(Dataset items)
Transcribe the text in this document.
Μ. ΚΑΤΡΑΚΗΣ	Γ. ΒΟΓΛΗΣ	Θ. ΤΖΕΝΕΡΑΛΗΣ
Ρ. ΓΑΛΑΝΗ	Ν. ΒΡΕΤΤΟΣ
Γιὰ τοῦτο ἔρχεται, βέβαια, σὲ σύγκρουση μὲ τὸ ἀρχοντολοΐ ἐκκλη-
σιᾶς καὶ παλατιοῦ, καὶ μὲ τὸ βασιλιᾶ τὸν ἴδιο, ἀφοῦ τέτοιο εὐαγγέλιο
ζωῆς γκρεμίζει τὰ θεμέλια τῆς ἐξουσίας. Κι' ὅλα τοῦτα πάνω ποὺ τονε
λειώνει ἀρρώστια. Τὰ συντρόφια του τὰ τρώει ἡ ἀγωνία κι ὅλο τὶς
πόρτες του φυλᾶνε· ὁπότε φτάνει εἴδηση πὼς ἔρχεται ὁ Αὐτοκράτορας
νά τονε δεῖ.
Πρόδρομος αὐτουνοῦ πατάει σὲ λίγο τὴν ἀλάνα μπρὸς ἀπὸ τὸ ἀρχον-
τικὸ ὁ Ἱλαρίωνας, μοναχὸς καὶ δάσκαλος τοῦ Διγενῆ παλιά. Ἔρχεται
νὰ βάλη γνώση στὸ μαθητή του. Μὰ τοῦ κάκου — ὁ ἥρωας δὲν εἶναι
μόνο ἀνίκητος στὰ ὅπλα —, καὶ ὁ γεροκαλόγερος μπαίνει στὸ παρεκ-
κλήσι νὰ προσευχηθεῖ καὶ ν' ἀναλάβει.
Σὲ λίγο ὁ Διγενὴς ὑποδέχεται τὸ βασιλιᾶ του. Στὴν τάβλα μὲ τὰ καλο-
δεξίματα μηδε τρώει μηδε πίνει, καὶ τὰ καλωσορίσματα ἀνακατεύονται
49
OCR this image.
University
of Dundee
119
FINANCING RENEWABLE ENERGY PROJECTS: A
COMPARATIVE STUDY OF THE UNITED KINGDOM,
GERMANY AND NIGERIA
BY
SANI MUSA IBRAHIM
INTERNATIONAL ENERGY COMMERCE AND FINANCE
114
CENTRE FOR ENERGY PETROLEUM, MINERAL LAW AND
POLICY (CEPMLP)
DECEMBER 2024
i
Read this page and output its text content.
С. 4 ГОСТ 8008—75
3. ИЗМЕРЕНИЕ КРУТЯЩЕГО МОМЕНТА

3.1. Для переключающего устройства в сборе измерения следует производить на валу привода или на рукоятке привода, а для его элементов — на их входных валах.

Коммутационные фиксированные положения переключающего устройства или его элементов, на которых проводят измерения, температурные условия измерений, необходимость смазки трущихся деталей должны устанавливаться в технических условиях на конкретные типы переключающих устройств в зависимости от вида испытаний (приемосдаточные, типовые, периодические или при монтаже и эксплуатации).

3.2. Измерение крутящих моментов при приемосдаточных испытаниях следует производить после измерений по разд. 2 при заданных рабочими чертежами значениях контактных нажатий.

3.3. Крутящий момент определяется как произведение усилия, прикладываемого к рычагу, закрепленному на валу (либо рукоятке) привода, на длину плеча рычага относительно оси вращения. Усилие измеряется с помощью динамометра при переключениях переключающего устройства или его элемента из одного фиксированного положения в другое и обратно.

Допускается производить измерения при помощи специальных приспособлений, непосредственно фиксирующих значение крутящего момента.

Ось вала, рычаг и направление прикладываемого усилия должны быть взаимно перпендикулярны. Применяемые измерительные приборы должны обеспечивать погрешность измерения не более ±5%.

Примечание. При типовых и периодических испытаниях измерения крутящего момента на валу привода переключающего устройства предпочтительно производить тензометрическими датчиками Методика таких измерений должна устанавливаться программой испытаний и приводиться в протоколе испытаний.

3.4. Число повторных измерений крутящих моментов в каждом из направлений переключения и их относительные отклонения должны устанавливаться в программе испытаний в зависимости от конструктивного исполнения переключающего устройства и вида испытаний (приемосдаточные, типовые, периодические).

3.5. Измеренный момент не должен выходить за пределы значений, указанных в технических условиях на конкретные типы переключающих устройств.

Work to be completed: Each line of the data that includes the word "типы" counts once; report the total and nothing more.

The output: 2